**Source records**
§ §

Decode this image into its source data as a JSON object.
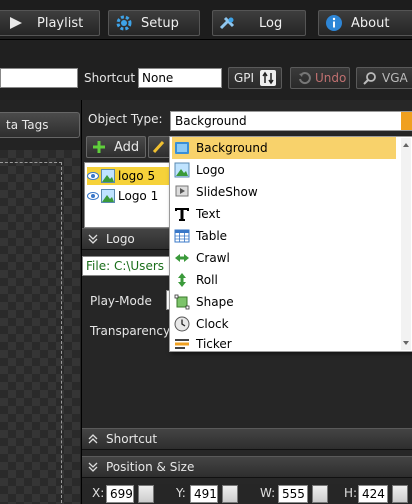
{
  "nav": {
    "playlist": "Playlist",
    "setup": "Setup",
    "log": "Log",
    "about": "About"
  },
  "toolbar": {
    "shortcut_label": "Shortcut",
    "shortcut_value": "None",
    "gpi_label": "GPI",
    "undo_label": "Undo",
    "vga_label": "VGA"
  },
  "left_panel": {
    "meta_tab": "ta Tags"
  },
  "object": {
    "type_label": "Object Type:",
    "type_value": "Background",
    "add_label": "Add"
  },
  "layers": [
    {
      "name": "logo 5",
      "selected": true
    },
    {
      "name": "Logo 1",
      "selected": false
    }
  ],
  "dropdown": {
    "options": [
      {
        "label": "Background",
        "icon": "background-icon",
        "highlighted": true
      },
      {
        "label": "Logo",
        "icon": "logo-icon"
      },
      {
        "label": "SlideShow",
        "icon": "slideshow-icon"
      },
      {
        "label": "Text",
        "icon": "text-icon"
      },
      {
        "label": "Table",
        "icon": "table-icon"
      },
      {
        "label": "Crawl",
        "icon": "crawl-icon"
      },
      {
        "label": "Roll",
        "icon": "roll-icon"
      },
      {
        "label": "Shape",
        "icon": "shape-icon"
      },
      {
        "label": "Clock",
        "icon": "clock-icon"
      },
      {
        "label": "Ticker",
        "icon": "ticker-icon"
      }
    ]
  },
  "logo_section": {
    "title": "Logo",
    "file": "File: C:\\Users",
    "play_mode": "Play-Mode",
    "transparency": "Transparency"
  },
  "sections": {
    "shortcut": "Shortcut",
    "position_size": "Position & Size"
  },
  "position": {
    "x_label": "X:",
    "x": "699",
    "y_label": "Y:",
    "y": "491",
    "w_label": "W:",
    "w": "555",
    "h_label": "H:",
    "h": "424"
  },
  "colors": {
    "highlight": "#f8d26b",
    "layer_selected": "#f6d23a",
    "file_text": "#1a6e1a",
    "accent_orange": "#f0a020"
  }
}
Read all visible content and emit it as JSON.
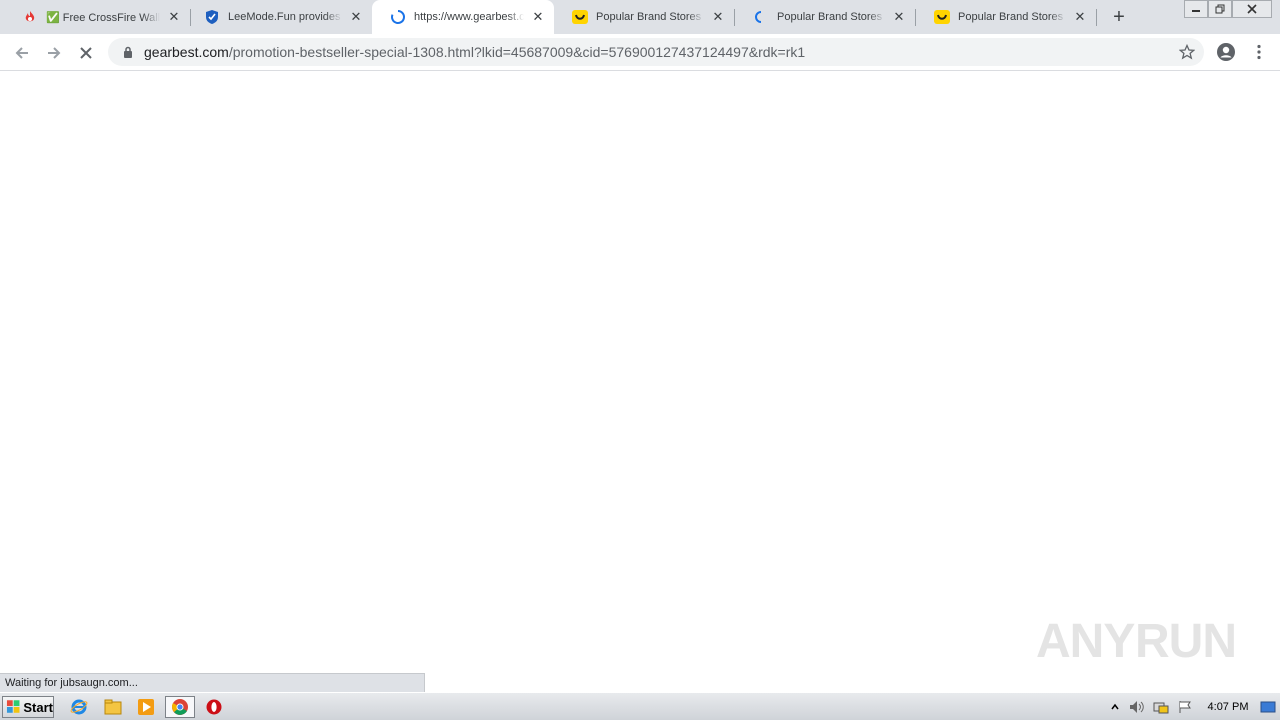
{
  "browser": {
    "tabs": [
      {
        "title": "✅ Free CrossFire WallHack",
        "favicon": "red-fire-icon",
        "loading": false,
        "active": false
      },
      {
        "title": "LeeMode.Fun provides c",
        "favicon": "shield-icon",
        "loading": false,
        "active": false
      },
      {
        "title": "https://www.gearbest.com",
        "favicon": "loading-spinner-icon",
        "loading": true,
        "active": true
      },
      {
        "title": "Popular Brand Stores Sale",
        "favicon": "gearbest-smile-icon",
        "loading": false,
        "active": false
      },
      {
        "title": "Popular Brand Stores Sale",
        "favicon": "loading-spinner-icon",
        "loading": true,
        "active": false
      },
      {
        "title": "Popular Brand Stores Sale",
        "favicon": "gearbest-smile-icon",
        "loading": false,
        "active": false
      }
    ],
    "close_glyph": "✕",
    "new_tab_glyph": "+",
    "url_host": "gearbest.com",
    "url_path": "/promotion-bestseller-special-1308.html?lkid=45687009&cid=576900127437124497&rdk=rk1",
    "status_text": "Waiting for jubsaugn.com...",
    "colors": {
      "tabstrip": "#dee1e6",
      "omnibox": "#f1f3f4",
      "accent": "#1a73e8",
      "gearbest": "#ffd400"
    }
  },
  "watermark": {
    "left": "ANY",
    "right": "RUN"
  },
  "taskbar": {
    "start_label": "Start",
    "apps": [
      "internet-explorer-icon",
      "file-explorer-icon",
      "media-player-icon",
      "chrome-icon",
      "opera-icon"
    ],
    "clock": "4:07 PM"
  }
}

§ §

Write out the listing above exactly as it stands, pictures excluded.

Decode this image into its source data as a JSON object.
{
  "nav": {
    "playlist": "Playlist",
    "setup": "Setup",
    "log": "Log",
    "about": "About"
  },
  "toolbar": {
    "shortcut_label": "Shortcut",
    "shortcut_value": "None",
    "gpi_label": "GPI",
    "undo_label": "Undo",
    "vga_label": "VGA"
  },
  "left_panel": {
    "meta_tab": "ta Tags"
  },
  "object": {
    "type_label": "Object Type:",
    "type_value": "Background",
    "add_label": "Add"
  },
  "layers": [
    {
      "name": "logo 5",
      "selected": true
    },
    {
      "name": "Logo 1",
      "selected": false
    }
  ],
  "dropdown": {
    "options": [
      {
        "label": "Background",
        "icon": "background-icon",
        "highlighted": true
      },
      {
        "label": "Logo",
        "icon": "logo-icon"
      },
      {
        "label": "SlideShow",
        "icon": "slideshow-icon"
      },
      {
        "label": "Text",
        "icon": "text-icon"
      },
      {
        "label": "Table",
        "icon": "table-icon"
      },
      {
        "label": "Crawl",
        "icon": "crawl-icon"
      },
      {
        "label": "Roll",
        "icon": "roll-icon"
      },
      {
        "label": "Shape",
        "icon": "shape-icon"
      },
      {
        "label": "Clock",
        "icon": "clock-icon"
      },
      {
        "label": "Ticker",
        "icon": "ticker-icon"
      }
    ]
  },
  "logo_section": {
    "title": "Logo",
    "file": "File: C:\\Users",
    "play_mode": "Play-Mode",
    "transparency": "Transparency"
  },
  "sections": {
    "shortcut": "Shortcut",
    "position_size": "Position & Size"
  },
  "position": {
    "x_label": "X:",
    "x": "699",
    "y_label": "Y:",
    "y": "491",
    "w_label": "W:",
    "w": "555",
    "h_label": "H:",
    "h": "424"
  },
  "colors": {
    "highlight": "#f8d26b",
    "layer_selected": "#f6d23a",
    "file_text": "#1a6e1a",
    "accent_orange": "#f0a020"
  }
}
Read all visible content and emit it as JSON.
{
  "browser": {
    "tabs": [
      {
        "title": "✅ Free CrossFire WallHack",
        "favicon": "red-fire-icon",
        "loading": false,
        "active": false
      },
      {
        "title": "LeeMode.Fun provides c",
        "favicon": "shield-icon",
        "loading": false,
        "active": false
      },
      {
        "title": "https://www.gearbest.com",
        "favicon": "loading-spinner-icon",
        "loading": true,
        "active": true
      },
      {
        "title": "Popular Brand Stores Sale",
        "favicon": "gearbest-smile-icon",
        "loading": false,
        "active": false
      },
      {
        "title": "Popular Brand Stores Sale",
        "favicon": "loading-spinner-icon",
        "loading": true,
        "active": false
      },
      {
        "title": "Popular Brand Stores Sale",
        "favicon": "gearbest-smile-icon",
        "loading": false,
        "active": false
      }
    ],
    "close_glyph": "✕",
    "new_tab_glyph": "+",
    "url_host": "gearbest.com",
    "url_path": "/promotion-bestseller-special-1308.html?lkid=45687009&cid=576900127437124497&rdk=rk1",
    "status_text": "Waiting for jubsaugn.com...",
    "colors": {
      "tabstrip": "#dee1e6",
      "omnibox": "#f1f3f4",
      "accent": "#1a73e8",
      "gearbest": "#ffd400"
    }
  },
  "watermark": {
    "left": "ANY",
    "right": "RUN"
  },
  "taskbar": {
    "start_label": "Start",
    "apps": [
      "internet-explorer-icon",
      "file-explorer-icon",
      "media-player-icon",
      "chrome-icon",
      "opera-icon"
    ],
    "clock": "4:07 PM"
  }
}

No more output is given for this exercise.